__Your objective__: Pick out the lines containing "Invoiceline".

__Data extract__:
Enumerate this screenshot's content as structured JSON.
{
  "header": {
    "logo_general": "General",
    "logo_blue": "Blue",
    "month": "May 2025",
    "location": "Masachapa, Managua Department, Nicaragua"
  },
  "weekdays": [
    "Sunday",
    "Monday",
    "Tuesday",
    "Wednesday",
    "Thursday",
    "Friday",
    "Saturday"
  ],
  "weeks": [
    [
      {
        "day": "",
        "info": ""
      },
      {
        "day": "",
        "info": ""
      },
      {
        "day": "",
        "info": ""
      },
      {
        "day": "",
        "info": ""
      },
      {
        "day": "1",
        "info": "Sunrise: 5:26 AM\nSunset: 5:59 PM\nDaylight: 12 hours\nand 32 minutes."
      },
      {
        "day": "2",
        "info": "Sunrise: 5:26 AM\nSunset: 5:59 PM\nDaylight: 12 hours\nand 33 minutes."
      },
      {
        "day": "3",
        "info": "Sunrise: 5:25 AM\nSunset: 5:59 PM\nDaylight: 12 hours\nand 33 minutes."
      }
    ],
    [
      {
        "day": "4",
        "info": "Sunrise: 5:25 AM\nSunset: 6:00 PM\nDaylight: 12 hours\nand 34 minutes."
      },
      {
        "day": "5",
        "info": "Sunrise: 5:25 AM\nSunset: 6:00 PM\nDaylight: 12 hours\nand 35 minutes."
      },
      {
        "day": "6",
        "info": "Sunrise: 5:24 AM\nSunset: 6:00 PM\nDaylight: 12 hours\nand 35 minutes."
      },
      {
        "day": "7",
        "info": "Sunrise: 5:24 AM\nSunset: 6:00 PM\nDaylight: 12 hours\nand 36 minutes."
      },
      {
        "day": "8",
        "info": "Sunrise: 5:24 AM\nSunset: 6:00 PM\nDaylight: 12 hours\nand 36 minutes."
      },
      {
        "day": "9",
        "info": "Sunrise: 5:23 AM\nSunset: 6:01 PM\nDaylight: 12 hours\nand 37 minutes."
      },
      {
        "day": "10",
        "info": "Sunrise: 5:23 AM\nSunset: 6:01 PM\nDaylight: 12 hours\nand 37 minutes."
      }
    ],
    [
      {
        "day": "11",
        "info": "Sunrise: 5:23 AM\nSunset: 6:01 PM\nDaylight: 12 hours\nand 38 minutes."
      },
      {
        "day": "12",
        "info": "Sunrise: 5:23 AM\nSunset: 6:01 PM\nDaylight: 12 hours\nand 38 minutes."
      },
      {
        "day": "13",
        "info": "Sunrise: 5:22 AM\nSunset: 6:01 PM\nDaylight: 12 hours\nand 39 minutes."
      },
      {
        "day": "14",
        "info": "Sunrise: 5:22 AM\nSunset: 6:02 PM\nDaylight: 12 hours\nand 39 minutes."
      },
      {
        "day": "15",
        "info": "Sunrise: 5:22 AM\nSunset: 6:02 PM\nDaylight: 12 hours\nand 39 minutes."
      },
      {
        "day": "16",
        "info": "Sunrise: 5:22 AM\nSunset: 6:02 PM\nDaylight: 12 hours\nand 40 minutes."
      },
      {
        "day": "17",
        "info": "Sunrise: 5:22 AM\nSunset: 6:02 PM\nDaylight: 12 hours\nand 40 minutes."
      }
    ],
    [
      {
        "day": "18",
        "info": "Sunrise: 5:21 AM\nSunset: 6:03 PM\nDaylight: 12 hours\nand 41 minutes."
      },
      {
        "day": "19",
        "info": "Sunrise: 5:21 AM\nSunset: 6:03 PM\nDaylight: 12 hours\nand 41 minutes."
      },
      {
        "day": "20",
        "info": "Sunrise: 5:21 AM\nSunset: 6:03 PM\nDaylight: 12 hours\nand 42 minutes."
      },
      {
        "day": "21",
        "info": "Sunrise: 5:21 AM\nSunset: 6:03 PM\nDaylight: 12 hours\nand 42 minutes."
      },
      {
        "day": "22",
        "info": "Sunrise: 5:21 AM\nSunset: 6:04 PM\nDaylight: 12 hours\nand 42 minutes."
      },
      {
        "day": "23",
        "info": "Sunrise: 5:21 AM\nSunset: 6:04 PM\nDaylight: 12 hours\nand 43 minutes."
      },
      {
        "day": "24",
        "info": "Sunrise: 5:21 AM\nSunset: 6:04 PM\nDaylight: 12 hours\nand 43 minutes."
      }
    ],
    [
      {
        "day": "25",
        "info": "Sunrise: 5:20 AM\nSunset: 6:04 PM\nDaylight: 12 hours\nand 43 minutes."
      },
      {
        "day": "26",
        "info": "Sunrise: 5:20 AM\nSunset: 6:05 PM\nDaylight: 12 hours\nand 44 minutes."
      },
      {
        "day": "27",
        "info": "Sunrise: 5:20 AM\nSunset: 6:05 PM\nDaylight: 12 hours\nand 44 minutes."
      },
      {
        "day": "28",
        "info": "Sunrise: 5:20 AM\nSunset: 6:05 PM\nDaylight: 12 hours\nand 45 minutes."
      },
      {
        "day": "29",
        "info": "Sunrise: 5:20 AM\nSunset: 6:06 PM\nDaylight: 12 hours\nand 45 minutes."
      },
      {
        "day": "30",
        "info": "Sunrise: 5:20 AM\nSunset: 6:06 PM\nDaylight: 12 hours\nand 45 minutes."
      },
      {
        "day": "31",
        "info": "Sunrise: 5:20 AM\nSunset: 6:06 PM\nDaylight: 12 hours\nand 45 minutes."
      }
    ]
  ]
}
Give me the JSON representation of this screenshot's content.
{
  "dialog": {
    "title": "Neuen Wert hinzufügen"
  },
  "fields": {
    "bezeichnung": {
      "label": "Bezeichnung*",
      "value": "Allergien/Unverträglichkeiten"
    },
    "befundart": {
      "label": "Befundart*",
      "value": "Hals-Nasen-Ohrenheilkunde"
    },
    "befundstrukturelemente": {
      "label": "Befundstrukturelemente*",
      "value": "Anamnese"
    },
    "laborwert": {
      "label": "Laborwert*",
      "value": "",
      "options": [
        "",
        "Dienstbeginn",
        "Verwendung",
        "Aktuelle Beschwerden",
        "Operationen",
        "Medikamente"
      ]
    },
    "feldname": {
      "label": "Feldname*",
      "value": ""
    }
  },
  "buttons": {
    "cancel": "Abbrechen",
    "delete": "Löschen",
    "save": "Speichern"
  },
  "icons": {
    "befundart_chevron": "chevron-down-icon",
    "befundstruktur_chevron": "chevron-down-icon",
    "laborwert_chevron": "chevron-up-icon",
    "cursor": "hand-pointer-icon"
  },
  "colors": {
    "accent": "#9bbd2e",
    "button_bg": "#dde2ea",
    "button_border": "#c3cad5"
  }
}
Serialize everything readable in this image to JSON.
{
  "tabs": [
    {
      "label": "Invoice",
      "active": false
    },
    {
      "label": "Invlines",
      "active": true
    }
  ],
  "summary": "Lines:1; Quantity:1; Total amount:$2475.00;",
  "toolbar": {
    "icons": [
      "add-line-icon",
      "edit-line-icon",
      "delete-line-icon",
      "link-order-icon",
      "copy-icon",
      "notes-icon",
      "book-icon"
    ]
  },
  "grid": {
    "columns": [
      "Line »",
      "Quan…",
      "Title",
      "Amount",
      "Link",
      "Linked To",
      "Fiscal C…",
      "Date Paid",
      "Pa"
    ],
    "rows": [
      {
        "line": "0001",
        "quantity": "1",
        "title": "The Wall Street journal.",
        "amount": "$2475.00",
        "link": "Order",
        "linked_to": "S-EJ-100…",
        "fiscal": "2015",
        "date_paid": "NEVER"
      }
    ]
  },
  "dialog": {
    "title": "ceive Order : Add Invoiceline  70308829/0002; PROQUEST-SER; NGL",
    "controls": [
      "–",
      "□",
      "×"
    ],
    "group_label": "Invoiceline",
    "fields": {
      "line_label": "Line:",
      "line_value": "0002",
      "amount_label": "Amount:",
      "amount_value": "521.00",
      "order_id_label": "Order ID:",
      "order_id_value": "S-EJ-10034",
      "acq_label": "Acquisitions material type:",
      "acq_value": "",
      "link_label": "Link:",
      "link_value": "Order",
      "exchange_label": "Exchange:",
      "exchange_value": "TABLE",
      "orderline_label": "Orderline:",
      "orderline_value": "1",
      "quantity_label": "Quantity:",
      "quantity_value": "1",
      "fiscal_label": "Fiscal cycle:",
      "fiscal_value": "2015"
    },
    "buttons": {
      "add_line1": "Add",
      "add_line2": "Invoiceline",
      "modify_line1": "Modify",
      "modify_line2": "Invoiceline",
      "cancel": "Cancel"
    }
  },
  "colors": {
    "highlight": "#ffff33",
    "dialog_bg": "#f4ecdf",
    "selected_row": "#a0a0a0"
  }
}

__Expected output__:
    "title": "ceive Order : Add Invoiceline  70308829/0002; PROQUEST-SER; NGL",
    "group_label": "Invoiceline",
      "add_line2": "Invoiceline",
      "modify_line2": "Invoiceline",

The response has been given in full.